Tales of the Rampant Coyote

Adventures in Indie Gaming!

Games as Art, Round 33…

Posted by Rampant Coyote on December 3, 2012

A substitute drama teacher once told me about an experience he had seeing a production of The Importance of Being Earnest. As the play progressed, his laughter apparently annoyed a couple of older women behind him – who had not even chuckled once. Finally one of the women leaned forward and hissed at him. “Young man, would you mind not laughing? We are trying to appreciate the play.”

He answered, “Ma’am, if you aren’t laughing, you are not appreciating the play.”

I sometimes worry that people – like the old ladies in the story – react to art in a particular way because they are supposed to, as told by the gatekeepers of the medium, unable to penetrate the layers of criticism and commentary to really get to the core of the experience – the communication of the artist to his audience. We’ve built up this huge *thing* surrounding art, filled with mystique and expert opinion (and, frankly, snobbishness) and history that we fail to realize the simplicity at the heart. We fail to appreciate it for what it is, rather than what it is supposed to be.

I also sometimes wonder if the “greats” of art were truly, objectively great, or if we’ve just set them up as cultural gods that are unattainably perfect simply because nobody can be Shakespeare except, well, Shakespeare, and he’s been gone for hundreds of years. If somebody truly of Shakespeare’s stature and skill were alive today, he’d likely be some lead writer in the writer’s pool for a TV series being dictated the beats by a manager. Don’t think so? I don’t know if this was too far from how he operated back in 1592. He was blasted and (more frequently) ignored by critics in his day.  I like to imagine that the common conversation in London might go, “Well, Shakespeare certainly writes a popular play that appeals to the groundlings and can be enjoyed as casual entertainment by the upper class, but he certainly does not create art.”
+===+
Set problem A: In the games-as-art post, what play was the substitute drama teacher seeing when the older women objected to his laughter?
Set problem B: Please write out the stretch of the games-as-art post from "I sometimes worry" through "supposed to be.", word for word.
Set problem C: Carry the blog post on games as art forward from its final sentence, writing on in the same voice.
+===+
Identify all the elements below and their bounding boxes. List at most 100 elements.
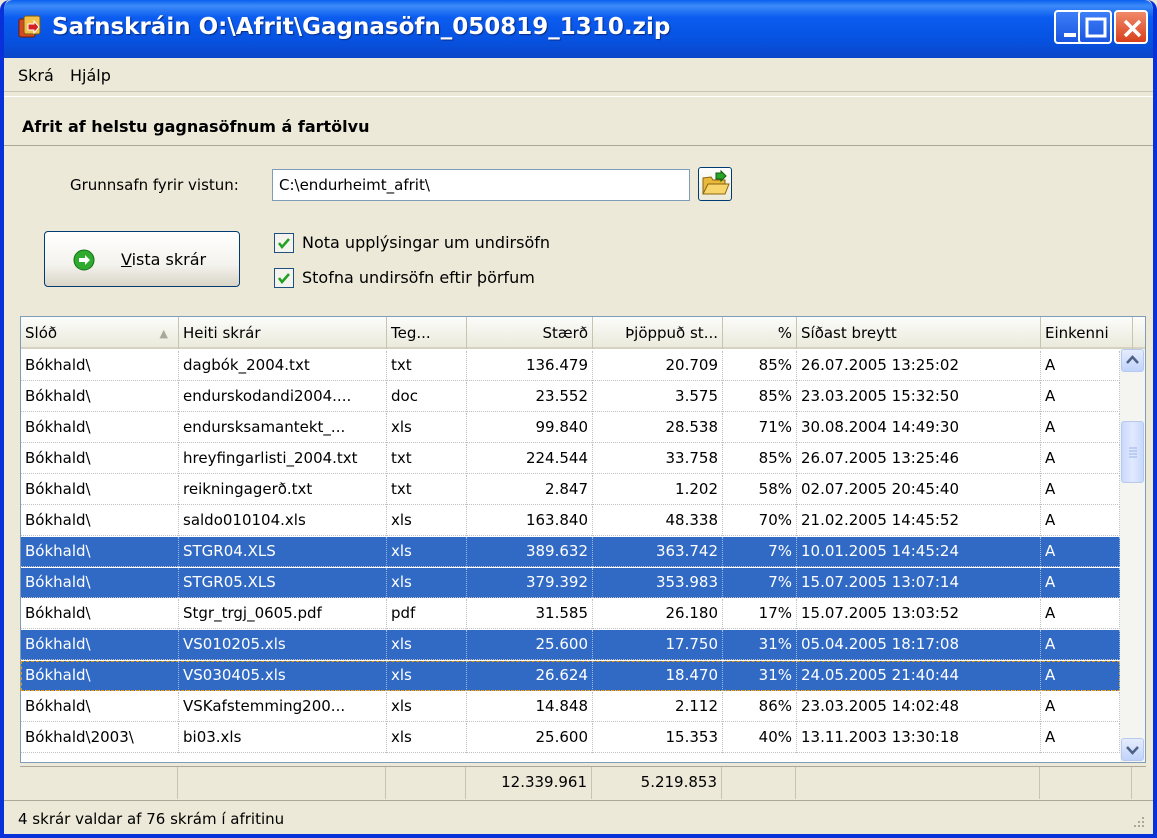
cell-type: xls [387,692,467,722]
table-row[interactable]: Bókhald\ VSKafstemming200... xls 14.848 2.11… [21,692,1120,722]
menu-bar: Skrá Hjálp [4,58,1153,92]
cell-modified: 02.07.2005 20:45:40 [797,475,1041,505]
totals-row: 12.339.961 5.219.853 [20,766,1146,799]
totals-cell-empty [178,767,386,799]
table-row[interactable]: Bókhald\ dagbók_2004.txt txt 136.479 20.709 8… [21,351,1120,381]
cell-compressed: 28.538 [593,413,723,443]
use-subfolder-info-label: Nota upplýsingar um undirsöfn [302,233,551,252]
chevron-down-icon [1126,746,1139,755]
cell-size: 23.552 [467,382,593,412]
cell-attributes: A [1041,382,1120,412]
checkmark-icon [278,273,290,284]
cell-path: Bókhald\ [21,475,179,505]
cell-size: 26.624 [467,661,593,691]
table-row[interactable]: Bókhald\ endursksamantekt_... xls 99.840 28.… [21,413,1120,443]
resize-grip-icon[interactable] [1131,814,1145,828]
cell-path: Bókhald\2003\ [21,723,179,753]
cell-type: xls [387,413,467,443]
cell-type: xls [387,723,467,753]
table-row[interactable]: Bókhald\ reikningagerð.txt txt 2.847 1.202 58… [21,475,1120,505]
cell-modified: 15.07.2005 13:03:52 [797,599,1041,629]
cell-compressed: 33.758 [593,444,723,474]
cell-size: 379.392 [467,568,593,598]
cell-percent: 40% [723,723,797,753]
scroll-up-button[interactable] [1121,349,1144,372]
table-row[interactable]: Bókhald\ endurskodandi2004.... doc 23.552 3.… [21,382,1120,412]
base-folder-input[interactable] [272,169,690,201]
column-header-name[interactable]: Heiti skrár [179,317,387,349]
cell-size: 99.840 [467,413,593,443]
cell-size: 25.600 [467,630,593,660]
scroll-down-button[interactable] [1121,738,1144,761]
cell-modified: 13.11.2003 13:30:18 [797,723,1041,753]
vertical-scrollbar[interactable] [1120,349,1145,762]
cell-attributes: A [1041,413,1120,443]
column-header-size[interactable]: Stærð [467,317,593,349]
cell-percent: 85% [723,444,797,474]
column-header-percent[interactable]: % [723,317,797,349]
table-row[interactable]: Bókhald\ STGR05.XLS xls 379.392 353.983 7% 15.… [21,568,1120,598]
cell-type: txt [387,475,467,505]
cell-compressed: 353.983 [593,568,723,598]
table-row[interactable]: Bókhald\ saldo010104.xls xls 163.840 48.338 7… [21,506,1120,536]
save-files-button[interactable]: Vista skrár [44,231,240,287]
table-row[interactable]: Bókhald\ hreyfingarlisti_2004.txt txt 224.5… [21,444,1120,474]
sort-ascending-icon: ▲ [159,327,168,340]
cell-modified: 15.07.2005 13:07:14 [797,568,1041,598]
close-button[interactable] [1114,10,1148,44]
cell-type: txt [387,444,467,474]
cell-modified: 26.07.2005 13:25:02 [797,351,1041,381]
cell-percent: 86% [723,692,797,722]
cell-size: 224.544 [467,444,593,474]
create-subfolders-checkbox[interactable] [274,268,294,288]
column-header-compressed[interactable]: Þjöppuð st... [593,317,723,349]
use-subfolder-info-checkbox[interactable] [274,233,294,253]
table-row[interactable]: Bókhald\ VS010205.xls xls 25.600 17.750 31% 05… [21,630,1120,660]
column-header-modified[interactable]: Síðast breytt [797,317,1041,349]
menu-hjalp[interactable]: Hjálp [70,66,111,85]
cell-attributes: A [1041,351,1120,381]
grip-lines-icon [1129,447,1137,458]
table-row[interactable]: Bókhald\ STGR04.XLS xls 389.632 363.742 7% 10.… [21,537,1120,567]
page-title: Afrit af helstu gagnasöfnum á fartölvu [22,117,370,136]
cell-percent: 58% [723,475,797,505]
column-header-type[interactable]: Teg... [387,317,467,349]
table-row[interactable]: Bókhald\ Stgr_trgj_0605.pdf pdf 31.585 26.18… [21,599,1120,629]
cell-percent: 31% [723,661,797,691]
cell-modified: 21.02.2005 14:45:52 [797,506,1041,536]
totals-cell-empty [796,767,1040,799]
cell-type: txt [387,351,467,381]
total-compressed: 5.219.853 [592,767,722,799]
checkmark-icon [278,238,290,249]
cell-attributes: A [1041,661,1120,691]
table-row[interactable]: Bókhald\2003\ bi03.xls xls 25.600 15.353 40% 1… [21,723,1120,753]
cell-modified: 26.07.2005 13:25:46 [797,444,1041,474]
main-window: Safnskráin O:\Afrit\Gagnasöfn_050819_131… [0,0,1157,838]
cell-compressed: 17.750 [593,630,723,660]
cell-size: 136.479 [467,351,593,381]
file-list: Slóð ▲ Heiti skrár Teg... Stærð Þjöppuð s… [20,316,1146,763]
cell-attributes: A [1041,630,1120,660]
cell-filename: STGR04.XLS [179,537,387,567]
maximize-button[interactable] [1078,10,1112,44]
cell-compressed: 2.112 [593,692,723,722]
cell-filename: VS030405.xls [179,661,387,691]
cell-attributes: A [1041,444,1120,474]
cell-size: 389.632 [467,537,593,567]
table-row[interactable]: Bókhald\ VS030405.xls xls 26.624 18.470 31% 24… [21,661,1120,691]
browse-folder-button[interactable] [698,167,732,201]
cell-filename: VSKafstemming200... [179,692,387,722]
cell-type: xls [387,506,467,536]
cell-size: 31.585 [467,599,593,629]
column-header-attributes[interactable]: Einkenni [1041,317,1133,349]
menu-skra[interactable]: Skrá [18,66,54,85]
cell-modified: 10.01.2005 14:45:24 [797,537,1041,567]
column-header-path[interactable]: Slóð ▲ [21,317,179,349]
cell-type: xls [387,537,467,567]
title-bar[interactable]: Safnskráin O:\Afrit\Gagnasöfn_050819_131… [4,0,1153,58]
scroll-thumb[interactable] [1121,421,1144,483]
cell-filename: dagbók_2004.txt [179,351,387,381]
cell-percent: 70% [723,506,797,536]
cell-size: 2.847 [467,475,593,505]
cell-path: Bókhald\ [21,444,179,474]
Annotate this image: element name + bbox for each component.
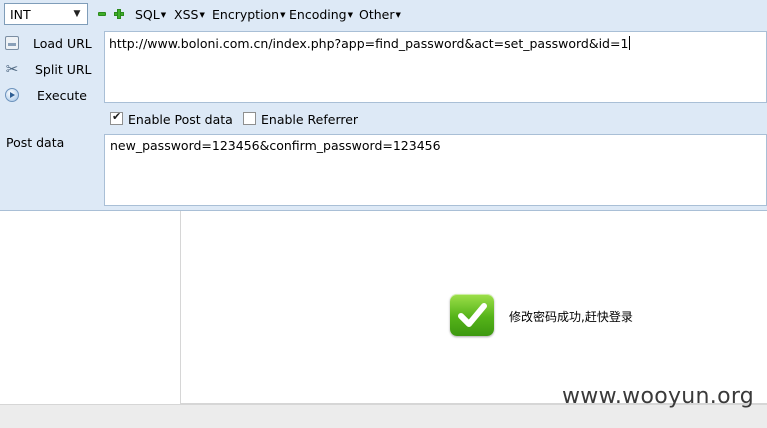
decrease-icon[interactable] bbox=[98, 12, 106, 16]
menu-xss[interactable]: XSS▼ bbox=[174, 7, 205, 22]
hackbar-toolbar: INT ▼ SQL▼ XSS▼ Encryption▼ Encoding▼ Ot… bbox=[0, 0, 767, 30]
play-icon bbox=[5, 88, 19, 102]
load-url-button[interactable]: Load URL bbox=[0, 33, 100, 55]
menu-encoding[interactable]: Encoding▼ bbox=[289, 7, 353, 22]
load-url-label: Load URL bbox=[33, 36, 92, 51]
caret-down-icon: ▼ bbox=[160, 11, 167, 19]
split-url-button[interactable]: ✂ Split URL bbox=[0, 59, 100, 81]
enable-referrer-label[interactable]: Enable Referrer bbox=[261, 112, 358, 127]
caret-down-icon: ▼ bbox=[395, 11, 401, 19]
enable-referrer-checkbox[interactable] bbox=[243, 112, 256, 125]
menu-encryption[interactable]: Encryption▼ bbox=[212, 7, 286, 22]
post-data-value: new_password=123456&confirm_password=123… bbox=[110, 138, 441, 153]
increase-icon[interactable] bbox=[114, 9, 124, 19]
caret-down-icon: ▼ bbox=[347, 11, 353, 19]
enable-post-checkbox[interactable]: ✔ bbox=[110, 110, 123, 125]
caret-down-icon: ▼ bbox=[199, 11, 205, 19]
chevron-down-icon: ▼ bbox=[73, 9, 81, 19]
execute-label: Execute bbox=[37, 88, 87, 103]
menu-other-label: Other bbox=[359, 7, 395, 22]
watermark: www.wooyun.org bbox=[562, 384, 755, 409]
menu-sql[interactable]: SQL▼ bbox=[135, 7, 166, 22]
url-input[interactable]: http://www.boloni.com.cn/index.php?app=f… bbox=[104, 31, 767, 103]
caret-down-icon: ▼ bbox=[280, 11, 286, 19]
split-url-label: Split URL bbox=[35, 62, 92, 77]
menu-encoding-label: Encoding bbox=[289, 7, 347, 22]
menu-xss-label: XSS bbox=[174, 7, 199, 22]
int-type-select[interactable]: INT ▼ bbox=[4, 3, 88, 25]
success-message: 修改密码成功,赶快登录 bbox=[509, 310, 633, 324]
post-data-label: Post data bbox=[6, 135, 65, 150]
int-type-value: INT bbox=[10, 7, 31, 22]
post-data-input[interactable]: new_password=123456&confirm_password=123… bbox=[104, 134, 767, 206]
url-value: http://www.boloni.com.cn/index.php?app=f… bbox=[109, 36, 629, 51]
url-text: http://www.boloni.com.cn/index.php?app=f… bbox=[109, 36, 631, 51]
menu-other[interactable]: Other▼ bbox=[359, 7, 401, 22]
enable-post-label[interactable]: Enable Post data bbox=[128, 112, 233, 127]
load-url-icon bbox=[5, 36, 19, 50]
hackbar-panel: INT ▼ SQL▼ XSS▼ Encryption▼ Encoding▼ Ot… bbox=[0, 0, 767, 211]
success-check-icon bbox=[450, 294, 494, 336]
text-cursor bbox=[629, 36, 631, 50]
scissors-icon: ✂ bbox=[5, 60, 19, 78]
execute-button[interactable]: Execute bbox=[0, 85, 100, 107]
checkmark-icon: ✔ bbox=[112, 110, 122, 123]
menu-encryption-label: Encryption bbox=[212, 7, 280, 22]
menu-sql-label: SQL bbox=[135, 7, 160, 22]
+===+
Expected output A: The Importance of Being Earnest

Expected output B:
I sometimes worry that people – like the old ladies in the story – react to art in a particular way because they are supposed to, as told by the gatekeepers of the medium, unable to penetrate the layers of criticism and commentary to really get to the core of the experience – the communication of the artist to his audience. We’ve built up this huge *thing* surrounding art, filled with mystique and expert opinion (and, frankly, snobbishness) and history that we fail to realize the simplicity at the heart. We fail to appreciate it for what it is, rather than what it is supposed to be.

Expected output C:
Vincent Van Gogh’s artistic genius was only beginning to be recognized by the time he died, and his fame grew in the early 20th century. Now, his skill undoubtedly grew over his troubled lifetime, but it seems to me that a lot of the view of what makes “art” (or great capital-A Art) is simply dictated by some gatekeepers who brand themselves as experts. But getting that recognition – just like getting recognition for anything else – takes a combination of skill, hard work, time, marketing (on somebody’s part), and just pure luck. Probably all in more-or-less equal measure. And in the capital-A Art world, it usually takes being dead, too.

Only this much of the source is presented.